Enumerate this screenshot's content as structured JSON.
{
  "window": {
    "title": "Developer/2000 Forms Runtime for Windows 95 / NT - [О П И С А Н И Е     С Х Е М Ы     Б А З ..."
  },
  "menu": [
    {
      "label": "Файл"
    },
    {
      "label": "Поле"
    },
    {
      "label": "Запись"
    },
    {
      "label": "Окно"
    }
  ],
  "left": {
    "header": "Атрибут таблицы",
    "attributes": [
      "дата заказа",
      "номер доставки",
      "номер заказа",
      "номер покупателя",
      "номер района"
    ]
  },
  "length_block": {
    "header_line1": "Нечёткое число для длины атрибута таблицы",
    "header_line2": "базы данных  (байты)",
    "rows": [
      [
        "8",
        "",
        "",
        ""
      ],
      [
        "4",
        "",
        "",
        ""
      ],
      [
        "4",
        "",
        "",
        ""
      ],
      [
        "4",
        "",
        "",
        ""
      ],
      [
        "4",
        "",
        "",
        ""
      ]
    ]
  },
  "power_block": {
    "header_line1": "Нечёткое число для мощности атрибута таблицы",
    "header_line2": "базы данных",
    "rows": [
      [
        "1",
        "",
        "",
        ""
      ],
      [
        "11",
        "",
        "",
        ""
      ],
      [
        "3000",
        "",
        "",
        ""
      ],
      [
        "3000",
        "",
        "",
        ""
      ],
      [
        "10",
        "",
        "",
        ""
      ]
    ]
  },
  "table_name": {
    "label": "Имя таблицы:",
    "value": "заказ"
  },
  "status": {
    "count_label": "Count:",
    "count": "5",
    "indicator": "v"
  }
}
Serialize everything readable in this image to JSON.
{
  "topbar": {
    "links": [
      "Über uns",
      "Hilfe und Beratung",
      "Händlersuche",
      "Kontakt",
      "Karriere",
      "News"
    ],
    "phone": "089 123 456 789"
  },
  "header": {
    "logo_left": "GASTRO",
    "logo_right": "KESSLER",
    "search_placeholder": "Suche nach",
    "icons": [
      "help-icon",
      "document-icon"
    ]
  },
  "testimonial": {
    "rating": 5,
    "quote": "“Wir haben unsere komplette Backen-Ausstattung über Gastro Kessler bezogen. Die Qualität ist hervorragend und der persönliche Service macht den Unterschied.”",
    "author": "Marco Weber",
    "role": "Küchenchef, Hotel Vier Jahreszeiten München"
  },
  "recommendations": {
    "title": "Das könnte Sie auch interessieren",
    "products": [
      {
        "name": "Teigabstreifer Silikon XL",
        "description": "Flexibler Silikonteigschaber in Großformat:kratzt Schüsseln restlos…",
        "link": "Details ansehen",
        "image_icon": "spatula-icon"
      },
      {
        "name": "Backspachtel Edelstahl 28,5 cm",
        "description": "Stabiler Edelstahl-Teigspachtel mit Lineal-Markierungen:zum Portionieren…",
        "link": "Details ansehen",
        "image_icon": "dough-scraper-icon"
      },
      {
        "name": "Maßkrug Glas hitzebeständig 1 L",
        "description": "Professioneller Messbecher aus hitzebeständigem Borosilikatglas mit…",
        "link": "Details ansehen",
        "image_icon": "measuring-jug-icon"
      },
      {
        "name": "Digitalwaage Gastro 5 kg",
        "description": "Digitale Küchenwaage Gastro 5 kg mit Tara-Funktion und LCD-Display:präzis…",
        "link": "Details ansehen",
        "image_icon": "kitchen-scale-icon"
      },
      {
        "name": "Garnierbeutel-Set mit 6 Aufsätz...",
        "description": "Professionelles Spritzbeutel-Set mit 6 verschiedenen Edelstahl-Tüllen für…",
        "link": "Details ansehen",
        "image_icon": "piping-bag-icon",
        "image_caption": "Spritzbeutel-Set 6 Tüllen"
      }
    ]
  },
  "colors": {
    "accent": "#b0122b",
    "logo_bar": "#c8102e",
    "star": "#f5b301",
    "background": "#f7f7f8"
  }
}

* _REQUIRED TASK_
Every entry should be output exactly as written, please.

* _FINAL ANSWER_
Enumerate this screenshot's content as structured JSON.
{
  "window": {
    "title": "Developer/2000 Forms Runtime for Windows 95 / NT - [О П И С А Н И Е     С Х Е М Ы     Б А З ..."
  },
  "menu": [
    {
      "label": "Файл"
    },
    {
      "label": "Поле"
    },
    {
      "label": "Запись"
    },
    {
      "label": "Окно"
    }
  ],
  "left": {
    "header": "Атрибут таблицы",
    "attributes": [
      "дата заказа",
      "номер доставки",
      "номер заказа",
      "номер покупателя",
      "номер района"
    ]
  },
  "length_block": {
    "header_line1": "Нечёткое число для длины атрибута таблицы",
    "header_line2": "базы данных  (байты)",
    "rows": [
      [
        "8",
        "",
        "",
        ""
      ],
      [
        "4",
        "",
        "",
        ""
      ],
      [
        "4",
        "",
        "",
        ""
      ],
      [
        "4",
        "",
        "",
        ""
      ],
      [
        "4",
        "",
        "",
        ""
      ]
    ]
  },
  "power_block": {
    "header_line1": "Нечёткое число для мощности атрибута таблицы",
    "header_line2": "базы данных",
    "rows": [
      [
        "1",
        "",
        "",
        ""
      ],
      [
        "11",
        "",
        "",
        ""
      ],
      [
        "3000",
        "",
        "",
        ""
      ],
      [
        "3000",
        "",
        "",
        ""
      ],
      [
        "10",
        "",
        "",
        ""
      ]
    ]
  },
  "table_name": {
    "label": "Имя таблицы:",
    "value": "заказ"
  },
  "status": {
    "count_label": "Count:",
    "count": "5",
    "indicator": "v"
  }
}
Serialize everything readable in this image to JSON.
{
  "topbar": {
    "links": [
      "Über uns",
      "Hilfe und Beratung",
      "Händlersuche",
      "Kontakt",
      "Karriere",
      "News"
    ],
    "phone": "089 123 456 789"
  },
  "header": {
    "logo_left": "GASTRO",
    "logo_right": "KESSLER",
    "search_placeholder": "Suche nach",
    "icons": [
      "help-icon",
      "document-icon"
    ]
  },
  "testimonial": {
    "rating": 5,
    "quote": "“Wir haben unsere komplette Backen-Ausstattung über Gastro Kessler bezogen. Die Qualität ist hervorragend und der persönliche Service macht den Unterschied.”",
    "author": "Marco Weber",
    "role": "Küchenchef, Hotel Vier Jahreszeiten München"
  },
  "recommendations": {
    "title": "Das könnte Sie auch interessieren",
    "products": [
      {
        "name": "Teigabstreifer Silikon XL",
        "description": "Flexibler Silikonteigschaber in Großformat:kratzt Schüsseln restlos…",
        "link": "Details ansehen",
        "image_icon": "spatula-icon"
      },
      {
        "name": "Backspachtel Edelstahl 28,5 cm",
        "description": "Stabiler Edelstahl-Teigspachtel mit Lineal-Markierungen:zum Portionieren…",
        "link": "Details ansehen",
        "image_icon": "dough-scraper-icon"
      },
      {
        "name": "Maßkrug Glas hitzebeständig 1 L",
        "description": "Professioneller Messbecher aus hitzebeständigem Borosilikatglas mit…",
        "link": "Details ansehen",
        "image_icon": "measuring-jug-icon"
      },
      {
        "name": "Digitalwaage Gastro 5 kg",
        "description": "Digitale Küchenwaage Gastro 5 kg mit Tara-Funktion und LCD-Display:präzis…",
        "link": "Details ansehen",
        "image_icon": "kitchen-scale-icon"
      },
      {
        "name": "Garnierbeutel-Set mit 6 Aufsätz...",
        "description": "Professionelles Spritzbeutel-Set mit 6 verschiedenen Edelstahl-Tüllen für…",
        "link": "Details ansehen",
        "image_icon": "piping-bag-icon",
        "image_caption": "Spritzbeutel-Set 6 Tüllen"
      }
    ]
  },
  "colors": {
    "accent": "#b0122b",
    "logo_bar": "#c8102e",
    "star": "#f5b301",
    "background": "#f7f7f8"
  }
}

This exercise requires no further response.